-- START Recorded data --

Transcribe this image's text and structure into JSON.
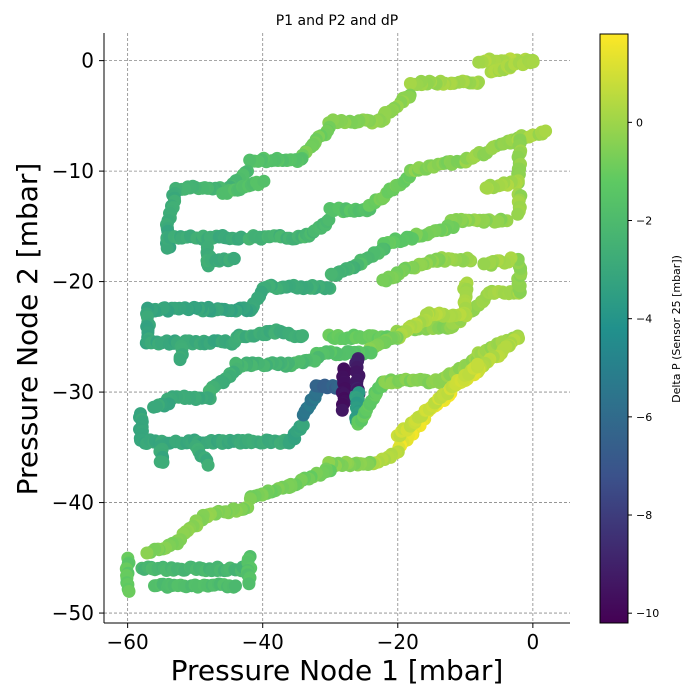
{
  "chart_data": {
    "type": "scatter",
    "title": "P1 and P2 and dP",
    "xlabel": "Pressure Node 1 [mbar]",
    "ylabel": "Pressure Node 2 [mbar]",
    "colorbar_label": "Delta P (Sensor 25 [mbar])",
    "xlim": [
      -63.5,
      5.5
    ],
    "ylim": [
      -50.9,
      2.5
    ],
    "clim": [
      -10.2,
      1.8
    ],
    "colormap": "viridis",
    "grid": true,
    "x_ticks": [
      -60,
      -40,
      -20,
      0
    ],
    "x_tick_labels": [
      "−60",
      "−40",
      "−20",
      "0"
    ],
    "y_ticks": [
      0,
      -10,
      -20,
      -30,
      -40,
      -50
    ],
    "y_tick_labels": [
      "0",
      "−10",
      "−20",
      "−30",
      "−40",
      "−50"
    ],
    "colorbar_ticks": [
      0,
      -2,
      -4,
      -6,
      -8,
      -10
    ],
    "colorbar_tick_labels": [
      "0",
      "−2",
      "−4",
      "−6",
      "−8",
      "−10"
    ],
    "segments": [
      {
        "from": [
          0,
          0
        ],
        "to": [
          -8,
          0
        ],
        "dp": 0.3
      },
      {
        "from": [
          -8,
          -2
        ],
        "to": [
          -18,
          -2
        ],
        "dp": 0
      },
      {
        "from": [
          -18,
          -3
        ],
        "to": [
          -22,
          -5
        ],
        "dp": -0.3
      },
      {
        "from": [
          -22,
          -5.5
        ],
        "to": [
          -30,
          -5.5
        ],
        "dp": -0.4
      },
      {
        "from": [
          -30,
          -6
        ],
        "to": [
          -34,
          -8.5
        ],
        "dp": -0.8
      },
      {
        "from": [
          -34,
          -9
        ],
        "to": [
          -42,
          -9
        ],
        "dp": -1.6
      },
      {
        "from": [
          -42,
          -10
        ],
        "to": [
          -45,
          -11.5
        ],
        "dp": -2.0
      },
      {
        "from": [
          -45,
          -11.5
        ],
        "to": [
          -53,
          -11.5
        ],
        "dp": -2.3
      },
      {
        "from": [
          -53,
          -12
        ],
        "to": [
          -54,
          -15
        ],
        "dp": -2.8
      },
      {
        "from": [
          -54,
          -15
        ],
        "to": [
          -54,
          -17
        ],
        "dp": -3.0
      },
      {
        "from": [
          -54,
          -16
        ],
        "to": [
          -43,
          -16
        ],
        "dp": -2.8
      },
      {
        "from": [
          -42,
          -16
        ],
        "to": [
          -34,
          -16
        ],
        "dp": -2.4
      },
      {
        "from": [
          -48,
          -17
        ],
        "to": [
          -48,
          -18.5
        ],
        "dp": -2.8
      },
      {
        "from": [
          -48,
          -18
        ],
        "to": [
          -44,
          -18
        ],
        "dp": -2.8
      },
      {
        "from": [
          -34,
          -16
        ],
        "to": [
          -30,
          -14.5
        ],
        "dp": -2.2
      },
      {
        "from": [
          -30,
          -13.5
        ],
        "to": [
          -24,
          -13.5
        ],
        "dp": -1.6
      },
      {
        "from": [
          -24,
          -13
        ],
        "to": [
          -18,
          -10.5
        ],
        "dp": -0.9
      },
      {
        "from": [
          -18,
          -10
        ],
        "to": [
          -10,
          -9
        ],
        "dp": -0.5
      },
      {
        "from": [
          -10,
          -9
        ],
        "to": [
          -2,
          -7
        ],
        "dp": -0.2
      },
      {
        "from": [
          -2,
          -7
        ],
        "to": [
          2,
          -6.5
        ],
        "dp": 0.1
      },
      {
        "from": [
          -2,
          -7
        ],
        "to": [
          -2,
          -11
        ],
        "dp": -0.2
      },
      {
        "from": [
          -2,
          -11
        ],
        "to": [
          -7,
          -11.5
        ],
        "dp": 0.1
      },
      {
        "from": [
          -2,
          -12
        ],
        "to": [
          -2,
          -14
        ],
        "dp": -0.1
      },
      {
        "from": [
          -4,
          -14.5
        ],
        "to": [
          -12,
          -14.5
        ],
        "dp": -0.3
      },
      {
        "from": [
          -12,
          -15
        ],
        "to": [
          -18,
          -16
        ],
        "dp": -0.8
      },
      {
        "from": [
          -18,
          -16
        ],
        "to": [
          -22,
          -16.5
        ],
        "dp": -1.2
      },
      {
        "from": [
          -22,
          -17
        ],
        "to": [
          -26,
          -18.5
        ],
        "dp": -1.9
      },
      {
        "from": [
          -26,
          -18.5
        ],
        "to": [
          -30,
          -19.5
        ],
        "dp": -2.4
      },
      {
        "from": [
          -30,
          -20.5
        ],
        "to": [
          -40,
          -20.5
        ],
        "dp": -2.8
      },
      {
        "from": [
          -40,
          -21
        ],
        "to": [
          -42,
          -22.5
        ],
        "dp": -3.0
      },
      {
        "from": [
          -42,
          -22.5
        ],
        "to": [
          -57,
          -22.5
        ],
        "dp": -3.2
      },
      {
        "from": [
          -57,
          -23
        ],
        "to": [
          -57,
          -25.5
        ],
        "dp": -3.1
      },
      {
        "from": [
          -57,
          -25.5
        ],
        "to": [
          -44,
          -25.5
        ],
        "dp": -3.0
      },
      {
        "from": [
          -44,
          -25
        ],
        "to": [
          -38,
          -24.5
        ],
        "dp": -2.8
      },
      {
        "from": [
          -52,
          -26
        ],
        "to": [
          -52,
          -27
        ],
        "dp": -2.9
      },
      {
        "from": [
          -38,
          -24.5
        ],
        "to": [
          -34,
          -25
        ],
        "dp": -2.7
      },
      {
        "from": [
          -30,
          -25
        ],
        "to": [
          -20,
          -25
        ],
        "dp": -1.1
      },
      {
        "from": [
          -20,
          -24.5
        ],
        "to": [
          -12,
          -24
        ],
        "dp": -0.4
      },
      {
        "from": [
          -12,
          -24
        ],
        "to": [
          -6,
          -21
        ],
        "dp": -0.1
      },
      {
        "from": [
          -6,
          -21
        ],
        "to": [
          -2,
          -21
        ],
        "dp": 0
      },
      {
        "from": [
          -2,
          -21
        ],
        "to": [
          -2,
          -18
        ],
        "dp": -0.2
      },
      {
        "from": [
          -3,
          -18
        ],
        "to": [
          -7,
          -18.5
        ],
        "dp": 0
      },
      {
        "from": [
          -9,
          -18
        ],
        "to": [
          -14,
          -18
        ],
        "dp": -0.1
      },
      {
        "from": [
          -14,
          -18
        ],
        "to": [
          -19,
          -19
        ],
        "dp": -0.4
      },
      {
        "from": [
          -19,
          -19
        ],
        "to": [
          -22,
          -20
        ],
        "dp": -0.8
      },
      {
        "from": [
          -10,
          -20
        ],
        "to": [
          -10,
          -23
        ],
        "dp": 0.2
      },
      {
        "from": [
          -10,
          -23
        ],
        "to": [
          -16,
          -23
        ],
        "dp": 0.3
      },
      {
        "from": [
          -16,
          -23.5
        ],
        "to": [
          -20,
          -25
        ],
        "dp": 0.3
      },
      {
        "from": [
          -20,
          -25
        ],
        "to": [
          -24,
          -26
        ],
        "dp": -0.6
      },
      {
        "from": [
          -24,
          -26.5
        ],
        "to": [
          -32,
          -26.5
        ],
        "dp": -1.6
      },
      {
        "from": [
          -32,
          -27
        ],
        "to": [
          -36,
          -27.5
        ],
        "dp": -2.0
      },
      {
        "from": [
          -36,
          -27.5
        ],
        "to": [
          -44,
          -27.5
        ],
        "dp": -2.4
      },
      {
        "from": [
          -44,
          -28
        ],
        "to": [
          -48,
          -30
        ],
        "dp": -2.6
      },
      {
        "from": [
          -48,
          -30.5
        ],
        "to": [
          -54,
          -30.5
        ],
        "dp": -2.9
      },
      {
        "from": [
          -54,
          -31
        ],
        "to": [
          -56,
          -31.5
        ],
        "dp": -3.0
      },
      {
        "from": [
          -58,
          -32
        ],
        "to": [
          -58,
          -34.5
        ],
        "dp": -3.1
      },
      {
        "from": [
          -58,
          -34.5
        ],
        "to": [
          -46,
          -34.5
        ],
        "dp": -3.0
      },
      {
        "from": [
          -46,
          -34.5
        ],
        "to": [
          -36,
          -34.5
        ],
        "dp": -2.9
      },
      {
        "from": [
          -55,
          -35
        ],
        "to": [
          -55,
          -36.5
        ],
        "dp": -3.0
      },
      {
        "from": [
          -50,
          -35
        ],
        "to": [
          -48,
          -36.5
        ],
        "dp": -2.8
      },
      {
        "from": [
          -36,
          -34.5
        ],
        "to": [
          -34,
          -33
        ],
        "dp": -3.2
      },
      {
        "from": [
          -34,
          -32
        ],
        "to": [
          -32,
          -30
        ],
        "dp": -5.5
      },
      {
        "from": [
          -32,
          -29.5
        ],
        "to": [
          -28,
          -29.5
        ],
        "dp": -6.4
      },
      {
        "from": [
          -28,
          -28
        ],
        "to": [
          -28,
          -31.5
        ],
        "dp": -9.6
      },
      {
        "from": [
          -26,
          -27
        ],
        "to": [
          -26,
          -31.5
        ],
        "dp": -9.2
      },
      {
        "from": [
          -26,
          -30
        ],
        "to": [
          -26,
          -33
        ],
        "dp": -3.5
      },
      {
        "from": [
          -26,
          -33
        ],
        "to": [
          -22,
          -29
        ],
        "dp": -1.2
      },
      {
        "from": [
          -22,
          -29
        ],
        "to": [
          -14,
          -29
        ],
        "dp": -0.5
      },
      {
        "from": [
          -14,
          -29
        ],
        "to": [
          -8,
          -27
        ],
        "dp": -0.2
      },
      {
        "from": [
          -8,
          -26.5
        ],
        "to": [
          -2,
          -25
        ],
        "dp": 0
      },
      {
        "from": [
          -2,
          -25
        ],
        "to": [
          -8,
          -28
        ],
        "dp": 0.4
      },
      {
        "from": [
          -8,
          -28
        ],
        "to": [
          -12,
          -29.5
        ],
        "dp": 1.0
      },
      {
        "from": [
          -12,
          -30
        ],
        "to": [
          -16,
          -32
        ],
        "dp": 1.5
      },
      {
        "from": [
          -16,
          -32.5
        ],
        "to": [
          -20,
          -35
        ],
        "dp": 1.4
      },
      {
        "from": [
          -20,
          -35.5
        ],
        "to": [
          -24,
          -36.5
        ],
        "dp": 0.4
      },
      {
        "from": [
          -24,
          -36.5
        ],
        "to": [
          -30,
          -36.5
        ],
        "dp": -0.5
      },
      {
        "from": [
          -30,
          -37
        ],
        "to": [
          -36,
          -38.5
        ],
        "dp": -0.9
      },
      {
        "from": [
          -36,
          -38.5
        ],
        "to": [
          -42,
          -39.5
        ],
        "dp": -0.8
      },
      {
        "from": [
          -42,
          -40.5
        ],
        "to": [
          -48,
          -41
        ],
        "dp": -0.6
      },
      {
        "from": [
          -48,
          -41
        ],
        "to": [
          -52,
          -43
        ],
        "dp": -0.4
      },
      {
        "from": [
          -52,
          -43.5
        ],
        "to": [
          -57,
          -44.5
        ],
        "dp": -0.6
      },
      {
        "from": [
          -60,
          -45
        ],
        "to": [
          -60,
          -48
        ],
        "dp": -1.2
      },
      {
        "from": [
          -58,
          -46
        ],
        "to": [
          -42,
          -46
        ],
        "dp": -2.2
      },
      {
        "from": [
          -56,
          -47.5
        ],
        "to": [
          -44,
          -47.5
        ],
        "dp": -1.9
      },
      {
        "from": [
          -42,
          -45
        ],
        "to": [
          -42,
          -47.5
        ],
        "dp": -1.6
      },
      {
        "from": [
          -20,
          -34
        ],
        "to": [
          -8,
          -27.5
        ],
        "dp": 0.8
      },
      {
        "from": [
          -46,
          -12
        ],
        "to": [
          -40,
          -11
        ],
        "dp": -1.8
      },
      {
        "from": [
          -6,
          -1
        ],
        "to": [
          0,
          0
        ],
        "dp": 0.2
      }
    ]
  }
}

-- END Recorded data --

• **What is required**
Pull out all lines of the data with the string "Pressure".

• **Output**
    "xlabel": "Pressure Node 1 [mbar]",
    "ylabel": "Pressure Node 2 [mbar]",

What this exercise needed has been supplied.